> [Your task]
Retype all of the listing exactly, passing over any picture you find.

> [Entries]
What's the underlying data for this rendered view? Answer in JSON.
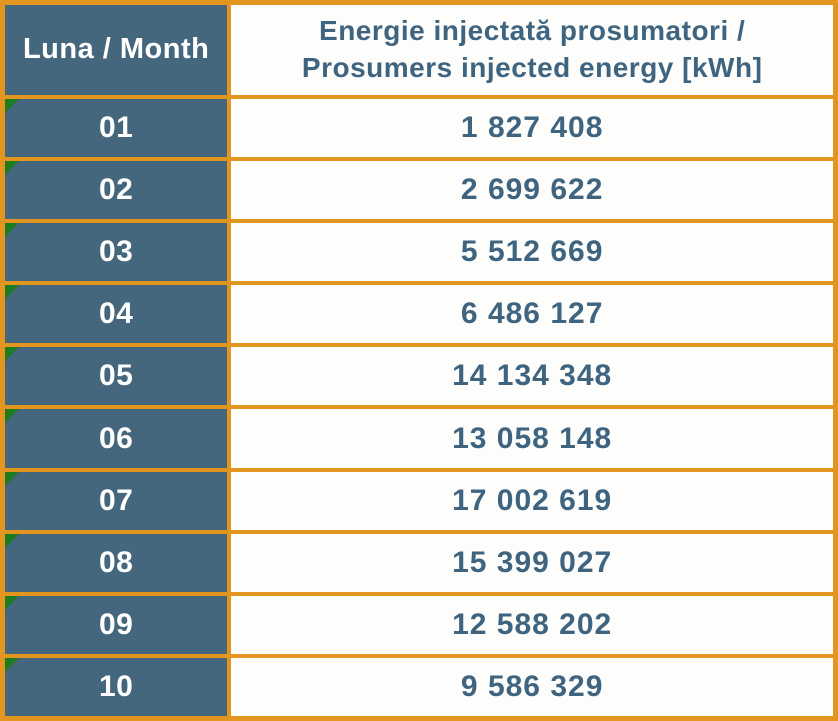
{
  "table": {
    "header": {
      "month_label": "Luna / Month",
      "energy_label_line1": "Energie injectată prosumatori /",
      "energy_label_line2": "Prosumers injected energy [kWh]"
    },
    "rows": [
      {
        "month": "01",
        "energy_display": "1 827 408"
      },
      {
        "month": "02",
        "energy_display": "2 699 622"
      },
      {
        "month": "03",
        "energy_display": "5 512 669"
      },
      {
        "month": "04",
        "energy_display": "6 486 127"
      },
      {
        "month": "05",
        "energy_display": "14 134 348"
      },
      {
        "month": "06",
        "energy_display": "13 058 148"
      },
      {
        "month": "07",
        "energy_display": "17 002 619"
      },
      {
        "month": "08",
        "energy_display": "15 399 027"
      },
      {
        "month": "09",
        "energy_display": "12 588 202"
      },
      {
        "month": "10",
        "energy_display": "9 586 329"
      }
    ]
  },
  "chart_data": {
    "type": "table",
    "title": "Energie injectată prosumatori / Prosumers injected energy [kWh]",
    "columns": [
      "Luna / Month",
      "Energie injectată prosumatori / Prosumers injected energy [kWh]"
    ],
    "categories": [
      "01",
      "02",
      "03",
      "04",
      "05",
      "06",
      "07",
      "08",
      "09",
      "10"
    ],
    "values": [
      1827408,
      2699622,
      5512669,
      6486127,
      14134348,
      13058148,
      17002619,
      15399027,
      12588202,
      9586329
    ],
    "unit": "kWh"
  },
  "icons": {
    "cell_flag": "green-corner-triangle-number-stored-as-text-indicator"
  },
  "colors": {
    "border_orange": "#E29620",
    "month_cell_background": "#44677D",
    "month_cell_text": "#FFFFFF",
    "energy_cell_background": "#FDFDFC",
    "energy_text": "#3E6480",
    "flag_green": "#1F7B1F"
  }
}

> [Solution]
What's the underlying data for this rendered view? Answer in JSON.
{
  "table": {
    "header": {
      "month_label": "Luna / Month",
      "energy_label_line1": "Energie injectată prosumatori /",
      "energy_label_line2": "Prosumers injected energy [kWh]"
    },
    "rows": [
      {
        "month": "01",
        "energy_display": "1 827 408"
      },
      {
        "month": "02",
        "energy_display": "2 699 622"
      },
      {
        "month": "03",
        "energy_display": "5 512 669"
      },
      {
        "month": "04",
        "energy_display": "6 486 127"
      },
      {
        "month": "05",
        "energy_display": "14 134 348"
      },
      {
        "month": "06",
        "energy_display": "13 058 148"
      },
      {
        "month": "07",
        "energy_display": "17 002 619"
      },
      {
        "month": "08",
        "energy_display": "15 399 027"
      },
      {
        "month": "09",
        "energy_display": "12 588 202"
      },
      {
        "month": "10",
        "energy_display": "9 586 329"
      }
    ]
  },
  "chart_data": {
    "type": "table",
    "title": "Energie injectată prosumatori / Prosumers injected energy [kWh]",
    "columns": [
      "Luna / Month",
      "Energie injectată prosumatori / Prosumers injected energy [kWh]"
    ],
    "categories": [
      "01",
      "02",
      "03",
      "04",
      "05",
      "06",
      "07",
      "08",
      "09",
      "10"
    ],
    "values": [
      1827408,
      2699622,
      5512669,
      6486127,
      14134348,
      13058148,
      17002619,
      15399027,
      12588202,
      9586329
    ],
    "unit": "kWh"
  },
  "icons": {
    "cell_flag": "green-corner-triangle-number-stored-as-text-indicator"
  },
  "colors": {
    "border_orange": "#E29620",
    "month_cell_background": "#44677D",
    "month_cell_text": "#FFFFFF",
    "energy_cell_background": "#FDFDFC",
    "energy_text": "#3E6480",
    "flag_green": "#1F7B1F"
  }
}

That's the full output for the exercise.